**The task**
Below is the data. Give it again, complete and exact.
====== Given data
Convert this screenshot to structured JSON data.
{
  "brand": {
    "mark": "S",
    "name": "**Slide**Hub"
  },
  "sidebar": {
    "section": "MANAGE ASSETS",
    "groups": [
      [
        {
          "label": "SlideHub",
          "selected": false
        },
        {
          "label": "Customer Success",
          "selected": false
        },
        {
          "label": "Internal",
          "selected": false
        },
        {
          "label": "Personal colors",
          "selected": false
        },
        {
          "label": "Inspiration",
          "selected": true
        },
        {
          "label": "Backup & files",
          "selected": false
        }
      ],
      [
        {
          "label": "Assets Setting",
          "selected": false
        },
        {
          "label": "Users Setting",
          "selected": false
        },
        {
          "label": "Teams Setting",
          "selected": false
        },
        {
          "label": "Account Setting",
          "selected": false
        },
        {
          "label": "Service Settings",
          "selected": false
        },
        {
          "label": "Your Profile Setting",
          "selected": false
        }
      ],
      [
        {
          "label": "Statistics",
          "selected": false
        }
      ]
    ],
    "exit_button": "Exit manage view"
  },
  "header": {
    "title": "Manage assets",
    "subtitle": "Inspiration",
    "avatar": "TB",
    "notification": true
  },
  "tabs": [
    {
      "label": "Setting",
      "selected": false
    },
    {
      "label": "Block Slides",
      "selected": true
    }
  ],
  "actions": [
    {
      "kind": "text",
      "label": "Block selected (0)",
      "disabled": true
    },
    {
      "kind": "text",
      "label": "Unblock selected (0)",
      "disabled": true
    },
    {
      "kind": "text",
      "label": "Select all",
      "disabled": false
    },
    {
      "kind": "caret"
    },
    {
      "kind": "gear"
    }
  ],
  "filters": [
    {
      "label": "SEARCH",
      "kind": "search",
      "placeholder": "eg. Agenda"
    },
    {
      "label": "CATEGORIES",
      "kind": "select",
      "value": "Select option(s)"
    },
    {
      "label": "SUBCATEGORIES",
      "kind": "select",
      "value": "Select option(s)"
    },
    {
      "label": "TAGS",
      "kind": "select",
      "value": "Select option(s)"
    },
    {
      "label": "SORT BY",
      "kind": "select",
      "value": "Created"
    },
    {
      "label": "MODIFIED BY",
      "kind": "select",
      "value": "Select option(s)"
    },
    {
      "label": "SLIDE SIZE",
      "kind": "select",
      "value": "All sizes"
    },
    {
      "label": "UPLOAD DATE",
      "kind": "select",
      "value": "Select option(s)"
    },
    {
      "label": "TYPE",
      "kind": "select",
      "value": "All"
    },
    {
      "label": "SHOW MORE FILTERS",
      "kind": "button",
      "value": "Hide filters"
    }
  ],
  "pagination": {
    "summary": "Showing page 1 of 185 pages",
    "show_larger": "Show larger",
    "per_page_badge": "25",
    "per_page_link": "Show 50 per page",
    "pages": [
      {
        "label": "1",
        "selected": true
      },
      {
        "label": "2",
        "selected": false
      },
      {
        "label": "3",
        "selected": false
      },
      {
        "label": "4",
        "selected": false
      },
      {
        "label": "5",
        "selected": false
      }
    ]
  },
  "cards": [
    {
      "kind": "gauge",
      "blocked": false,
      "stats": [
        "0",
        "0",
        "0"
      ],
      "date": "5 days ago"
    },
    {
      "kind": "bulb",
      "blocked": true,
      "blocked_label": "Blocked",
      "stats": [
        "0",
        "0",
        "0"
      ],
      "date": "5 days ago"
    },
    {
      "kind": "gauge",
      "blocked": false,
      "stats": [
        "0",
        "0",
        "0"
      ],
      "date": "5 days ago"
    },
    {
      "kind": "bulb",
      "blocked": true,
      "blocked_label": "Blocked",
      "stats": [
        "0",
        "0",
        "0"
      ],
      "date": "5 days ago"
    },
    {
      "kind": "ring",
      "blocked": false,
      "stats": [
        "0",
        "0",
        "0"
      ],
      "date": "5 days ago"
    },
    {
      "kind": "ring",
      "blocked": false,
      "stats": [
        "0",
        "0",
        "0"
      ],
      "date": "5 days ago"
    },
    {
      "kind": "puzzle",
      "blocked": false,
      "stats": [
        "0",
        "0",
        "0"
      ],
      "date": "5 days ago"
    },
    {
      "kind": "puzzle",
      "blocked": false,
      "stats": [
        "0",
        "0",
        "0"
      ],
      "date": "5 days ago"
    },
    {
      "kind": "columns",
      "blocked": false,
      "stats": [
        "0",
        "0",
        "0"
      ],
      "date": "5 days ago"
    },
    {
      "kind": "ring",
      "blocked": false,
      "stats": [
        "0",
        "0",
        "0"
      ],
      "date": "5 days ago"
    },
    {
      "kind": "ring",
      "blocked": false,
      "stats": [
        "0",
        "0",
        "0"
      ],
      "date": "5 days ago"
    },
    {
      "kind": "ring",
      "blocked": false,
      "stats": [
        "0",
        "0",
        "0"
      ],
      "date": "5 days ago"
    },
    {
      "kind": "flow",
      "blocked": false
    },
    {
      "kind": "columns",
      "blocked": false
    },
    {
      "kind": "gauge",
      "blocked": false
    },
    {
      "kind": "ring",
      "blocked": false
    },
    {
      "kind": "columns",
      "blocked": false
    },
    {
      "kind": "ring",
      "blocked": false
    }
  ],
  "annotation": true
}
============
**Solution below**
Convert this screenshot to structured JSON data.
{
  "brand": {
    "mark": "S",
    "name": "**Slide**Hub"
  },
  "sidebar": {
    "section": "MANAGE ASSETS",
    "groups": [
      [
        {
          "label": "SlideHub",
          "selected": false
        },
        {
          "label": "Customer Success",
          "selected": false
        },
        {
          "label": "Internal",
          "selected": false
        },
        {
          "label": "Personal colors",
          "selected": false
        },
        {
          "label": "Inspiration",
          "selected": true
        },
        {
          "label": "Backup & files",
          "selected": false
        }
      ],
      [
        {
          "label": "Assets Setting",
          "selected": false
        },
        {
          "label": "Users Setting",
          "selected": false
        },
        {
          "label": "Teams Setting",
          "selected": false
        },
        {
          "label": "Account Setting",
          "selected": false
        },
        {
          "label": "Service Settings",
          "selected": false
        },
        {
          "label": "Your Profile Setting",
          "selected": false
        }
      ],
      [
        {
          "label": "Statistics",
          "selected": false
        }
      ]
    ],
    "exit_button": "Exit manage view"
  },
  "header": {
    "title": "Manage assets",
    "subtitle": "Inspiration",
    "avatar": "TB",
    "notification": true
  },
  "tabs": [
    {
      "label": "Setting",
      "selected": false
    },
    {
      "label": "Block Slides",
      "selected": true
    }
  ],
  "actions": [
    {
      "kind": "text",
      "label": "Block selected (0)",
      "disabled": true
    },
    {
      "kind": "text",
      "label": "Unblock selected (0)",
      "disabled": true
    },
    {
      "kind": "text",
      "label": "Select all",
      "disabled": false
    },
    {
      "kind": "caret"
    },
    {
      "kind": "gear"
    }
  ],
  "filters": [
    {
      "label": "SEARCH",
      "kind": "search",
      "placeholder": "eg. Agenda"
    },
    {
      "label": "CATEGORIES",
      "kind": "select",
      "value": "Select option(s)"
    },
    {
      "label": "SUBCATEGORIES",
      "kind": "select",
      "value": "Select option(s)"
    },
    {
      "label": "TAGS",
      "kind": "select",
      "value": "Select option(s)"
    },
    {
      "label": "SORT BY",
      "kind": "select",
      "value": "Created"
    },
    {
      "label": "MODIFIED BY",
      "kind": "select",
      "value": "Select option(s)"
    },
    {
      "label": "SLIDE SIZE",
      "kind": "select",
      "value": "All sizes"
    },
    {
      "label": "UPLOAD DATE",
      "kind": "select",
      "value": "Select option(s)"
    },
    {
      "label": "TYPE",
      "kind": "select",
      "value": "All"
    },
    {
      "label": "SHOW MORE FILTERS",
      "kind": "button",
      "value": "Hide filters"
    }
  ],
  "pagination": {
    "summary": "Showing page 1 of 185 pages",
    "show_larger": "Show larger",
    "per_page_badge": "25",
    "per_page_link": "Show 50 per page",
    "pages": [
      {
        "label": "1",
        "selected": true
      },
      {
        "label": "2",
        "selected": false
      },
      {
        "label": "3",
        "selected": false
      },
      {
        "label": "4",
        "selected": false
      },
      {
        "label": "5",
        "selected": false
      }
    ]
  },
  "cards": [
    {
      "kind": "gauge",
      "blocked": false,
      "stats": [
        "0",
        "0",
        "0"
      ],
      "date": "5 days ago"
    },
    {
      "kind": "bulb",
      "blocked": true,
      "blocked_label": "Blocked",
      "stats": [
        "0",
        "0",
        "0"
      ],
      "date": "5 days ago"
    },
    {
      "kind": "gauge",
      "blocked": false,
      "stats": [
        "0",
        "0",
        "0"
      ],
      "date": "5 days ago"
    },
    {
      "kind": "bulb",
      "blocked": true,
      "blocked_label": "Blocked",
      "stats": [
        "0",
        "0",
        "0"
      ],
      "date": "5 days ago"
    },
    {
      "kind": "ring",
      "blocked": false,
      "stats": [
        "0",
        "0",
        "0"
      ],
      "date": "5 days ago"
    },
    {
      "kind": "ring",
      "blocked": false,
      "stats": [
        "0",
        "0",
        "0"
      ],
      "date": "5 days ago"
    },
    {
      "kind": "puzzle",
      "blocked": false,
      "stats": [
        "0",
        "0",
        "0"
      ],
      "date": "5 days ago"
    },
    {
      "kind": "puzzle",
      "blocked": false,
      "stats": [
        "0",
        "0",
        "0"
      ],
      "date": "5 days ago"
    },
    {
      "kind": "columns",
      "blocked": false,
      "stats": [
        "0",
        "0",
        "0"
      ],
      "date": "5 days ago"
    },
    {
      "kind": "ring",
      "blocked": false,
      "stats": [
        "0",
        "0",
        "0"
      ],
      "date": "5 days ago"
    },
    {
      "kind": "ring",
      "blocked": false,
      "stats": [
        "0",
        "0",
        "0"
      ],
      "date": "5 days ago"
    },
    {
      "kind": "ring",
      "blocked": false,
      "stats": [
        "0",
        "0",
        "0"
      ],
      "date": "5 days ago"
    },
    {
      "kind": "flow",
      "blocked": false
    },
    {
      "kind": "columns",
      "blocked": false
    },
    {
      "kind": "gauge",
      "blocked": false
    },
    {
      "kind": "ring",
      "blocked": false
    },
    {
      "kind": "columns",
      "blocked": false
    },
    {
      "kind": "ring",
      "blocked": false
    }
  ],
  "annotation": true
}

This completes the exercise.